**Texto da página:**
IX ENTC: auditoras apresentam cenários de políticas de equidade racial nos Tribunais de Contas brasileiros

O debate sobre equidade racial dentro da programação do IX Encontro Nacional dos Tribunais de Contas (ENTC), em Foz do Iguaçu (PR), iniciou sensibilizando os participantes com um vídeo mostrando relatos do cotidiano de pessoas negras, em especial crianças, vítimas de racismo.

A mesa de discussão “Políticas Afirmativas de Equidade Racial nos Tribunais de Contas” reuniu, nesta terça-feira (12), Daiesse Jaala Bomfim, chefe da Divisão de Auditoria de Licitações e Contratos da Secretaria de Controle Interno da Advocacia-Geral da União (AGU), Walkiria Maciel, Auditora Fiscal de Controle Externo do Tribunal de Contas do Estado de Santa Catarina (TCE-SC), e Marcela Timóteo, Auditora Federal de Controle Externo do Tribunal de Contas da União (TCU). A composição da mesa de debate também faz História no evento por ter três mulheres negras.

Daiesse Quênia Jaala Santos Bomfim
Chefe da Divisão de Auditoria de Licitações e Contratos da Secretaria de Controle Interno da Advocacia-Geral da União (AGU)

O painel teve início com a Auditora de Controle Externo do Tribunal de Contas do Município de São Paulo (TCM-SP), que introduziu o tema em debate apresentando um panorama geral sobre a questão racial no Brasil. Segundo ela, a questão da abolição inconclusa e o peso histórico da herança negativa da escravidão geram, até os dias atuais, um ônus relevante para a população negra em nosso país.

“O racismo é mais do que uma atitude, é uma relação social geradora de desigualdades, que organiza as desigualdades em um país como o Brasil”, afirmou Daiesse  Jaala, citando a filósofa Sueli Carneiro. A Auditora também é presidente da Comissão de Diversidade Racial do Instituto Brasileiro de Direito Administrativo (IBDA).

Para evidenciar suas colocações, a painelista trouxe dados sobre as desigualdades no Brasil, como o fato de que, em 2023, 82,7% das vítimas da letalidade policial foram negras, assim como 63,7% das vítimas de feminicídios. Por outro lado, 84,4% dos cargos gerenciais com os maiores salários no país são ocupados por pessoas brancas.

**Suas instruções:**
Dê continuidade ao texto sobre o painel de equidade racial do IX ENTC, começando logo após a última frase apresentada.

**Dados fornecidos:**
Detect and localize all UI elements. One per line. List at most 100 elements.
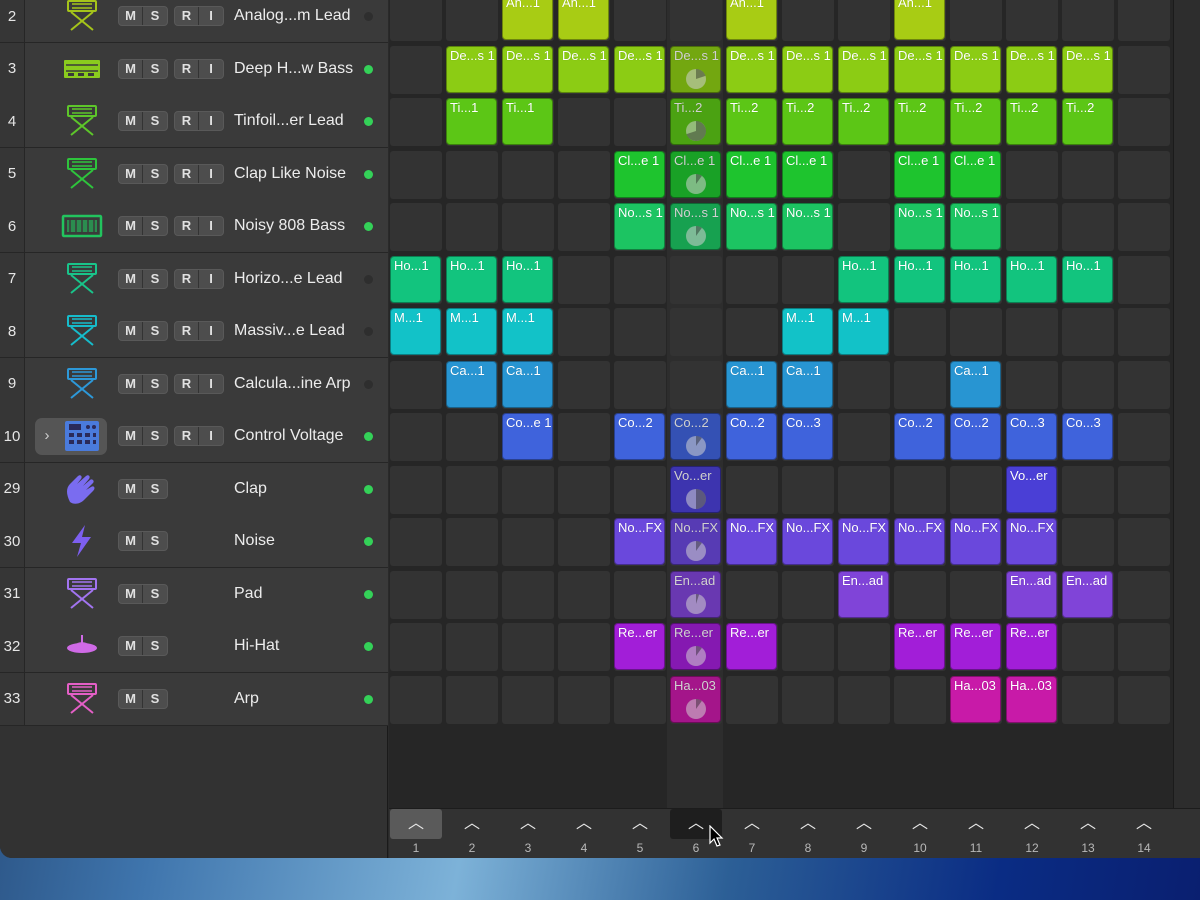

**Resultado da tarefa:**
Daiesse apresentou ainda estudo da Organização para a Cooperação e Desenvolvimento Econômico (OCDE) conduzido em 2018 que apontou que, dentre 30 países, o Brasil só não teve mobilidade social pior do que aquela observada na Colômbia.

“Precisamos de políticas afirmativas. Estamos aqui para convencer os Tribunais de Contas sobre a adotarem cotas para pessoas negras em seus concursos e discutir a questão da representatividade. Se nossos órgãos não forem representativos, corremos o risco de planejarmos fiscalizações e políticas públicos sem conhecermos adequadamente a sociedade”, concluiu ela.

Marcela de Oliveira Timóteo
Auditora Federal de Controle Externo do Tribunal de Contas da União (TCU)

A auditora do TCU Marcela Timóteo citou exemplos de concursos públicos que não trazem cotas raciais, incluindo aqueles do sistema Tribunais de Contas. Em contrapartida, ela demonstra o aparato legal existente que prevê a reserva de vagas para a população negra nos certames, mesmo naqueles Estados que não possuem leis específicas sobre a temática.

A explanação de Marcela Timóteo trouxe também os novos encaminhamentos que os Tribunais de Contas estão trilhando para contribuir na mudança desse cenário de 67% dos concursos públicos brasileiros sem reserva de vagas para negros.

Ela exemplificou como boas práticas na temática a realização dos concursos dos Tribunais de Contas dos Estados de São Paulo (TCE-SP), Santa Catarina (TCE-SC) e Pará (TCE-PA) e do Tribunal de Contas dos Municípios do Pará (TCM-PA), sendo a primeira Corte de Contas do sistema a adotar 20% das vagas disponíveis no concurso público realizado em 2022.

A expressão “O elevador social está quebrado” marcou vários momentos da fala de Marcela, que mostrou diretrizes para a adoção de cotas raciais nos concursos públicos dos Tribunais de Contas, que devem enfrentar as desigualdades históricas e ter maior diversidade nos ambientes de trabalho, a fim de combater o racismo e a discriminação racial, com o apoio das legislações vigentes para a adoção de medidas de equidade racial dentro do serviço público brasileiro.

A auditora federal propôs três caminhos para mitigar a atual realidade ainda desigual quanto à presença de servidores públicos negros. São eles: a garantia de reserva de vagas não deve ser diluída ou fracionada por áreas específicas, atentar às cláusulas de barreira, como exigências que podem limitar o aceso de candidatos negros e a sensibilização institucional, com o reconhecimento interno das Cortes de Contas sobre a importância social e histórica do assunto.

Walkiria Machado Rodrigues Maciel
Auditora Fiscal de Controle Externo do Tribunal de Contas do Estado de Santa Catarina (TCE-SC)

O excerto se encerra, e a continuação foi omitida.